• [Short exercise] Print, exactly and completely, every entry in the data.
◇ ◇ ◇ ◇ ◇
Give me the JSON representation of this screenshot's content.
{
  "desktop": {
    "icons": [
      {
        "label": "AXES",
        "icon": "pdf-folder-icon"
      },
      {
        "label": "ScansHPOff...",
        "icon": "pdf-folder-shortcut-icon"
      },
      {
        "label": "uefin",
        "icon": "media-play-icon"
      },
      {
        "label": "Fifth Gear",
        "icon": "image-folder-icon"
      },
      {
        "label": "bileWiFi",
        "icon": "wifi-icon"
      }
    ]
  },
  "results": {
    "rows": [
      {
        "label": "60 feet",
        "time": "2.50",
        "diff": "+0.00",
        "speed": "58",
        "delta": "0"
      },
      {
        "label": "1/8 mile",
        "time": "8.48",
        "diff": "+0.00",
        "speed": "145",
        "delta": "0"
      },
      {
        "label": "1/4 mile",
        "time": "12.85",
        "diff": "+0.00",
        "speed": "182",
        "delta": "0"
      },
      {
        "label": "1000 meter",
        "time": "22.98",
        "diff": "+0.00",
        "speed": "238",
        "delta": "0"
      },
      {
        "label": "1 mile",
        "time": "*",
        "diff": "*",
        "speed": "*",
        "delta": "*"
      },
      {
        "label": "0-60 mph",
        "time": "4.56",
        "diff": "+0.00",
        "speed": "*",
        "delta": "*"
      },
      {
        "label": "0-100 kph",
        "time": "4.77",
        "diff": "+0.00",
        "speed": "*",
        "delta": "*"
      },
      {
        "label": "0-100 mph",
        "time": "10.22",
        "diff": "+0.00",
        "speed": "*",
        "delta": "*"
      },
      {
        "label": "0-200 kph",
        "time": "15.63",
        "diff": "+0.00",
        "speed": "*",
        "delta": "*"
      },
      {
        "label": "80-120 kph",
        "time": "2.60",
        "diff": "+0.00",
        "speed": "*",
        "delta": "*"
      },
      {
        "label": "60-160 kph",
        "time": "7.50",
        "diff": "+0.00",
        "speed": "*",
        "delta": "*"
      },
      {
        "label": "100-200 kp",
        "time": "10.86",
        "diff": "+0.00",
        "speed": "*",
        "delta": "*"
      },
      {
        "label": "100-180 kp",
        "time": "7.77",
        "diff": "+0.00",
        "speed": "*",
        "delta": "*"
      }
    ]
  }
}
◇ ◇ ◇ ◇ ◇
• [Answer to this task]
Give me the JSON representation of this screenshot's content.
{
  "desktop": {
    "icons": [
      {
        "label": "AXES",
        "icon": "pdf-folder-icon"
      },
      {
        "label": "ScansHPOff...",
        "icon": "pdf-folder-shortcut-icon"
      },
      {
        "label": "uefin",
        "icon": "media-play-icon"
      },
      {
        "label": "Fifth Gear",
        "icon": "image-folder-icon"
      },
      {
        "label": "bileWiFi",
        "icon": "wifi-icon"
      }
    ]
  },
  "results": {
    "rows": [
      {
        "label": "60 feet",
        "time": "2.50",
        "diff": "+0.00",
        "speed": "58",
        "delta": "0"
      },
      {
        "label": "1/8 mile",
        "time": "8.48",
        "diff": "+0.00",
        "speed": "145",
        "delta": "0"
      },
      {
        "label": "1/4 mile",
        "time": "12.85",
        "diff": "+0.00",
        "speed": "182",
        "delta": "0"
      },
      {
        "label": "1000 meter",
        "time": "22.98",
        "diff": "+0.00",
        "speed": "238",
        "delta": "0"
      },
      {
        "label": "1 mile",
        "time": "*",
        "diff": "*",
        "speed": "*",
        "delta": "*"
      },
      {
        "label": "0-60 mph",
        "time": "4.56",
        "diff": "+0.00",
        "speed": "*",
        "delta": "*"
      },
      {
        "label": "0-100 kph",
        "time": "4.77",
        "diff": "+0.00",
        "speed": "*",
        "delta": "*"
      },
      {
        "label": "0-100 mph",
        "time": "10.22",
        "diff": "+0.00",
        "speed": "*",
        "delta": "*"
      },
      {
        "label": "0-200 kph",
        "time": "15.63",
        "diff": "+0.00",
        "speed": "*",
        "delta": "*"
      },
      {
        "label": "80-120 kph",
        "time": "2.60",
        "diff": "+0.00",
        "speed": "*",
        "delta": "*"
      },
      {
        "label": "60-160 kph",
        "time": "7.50",
        "diff": "+0.00",
        "speed": "*",
        "delta": "*"
      },
      {
        "label": "100-200 kp",
        "time": "10.86",
        "diff": "+0.00",
        "speed": "*",
        "delta": "*"
      },
      {
        "label": "100-180 kp",
        "time": "7.77",
        "diff": "+0.00",
        "speed": "*",
        "delta": "*"
      }
    ]
  }
}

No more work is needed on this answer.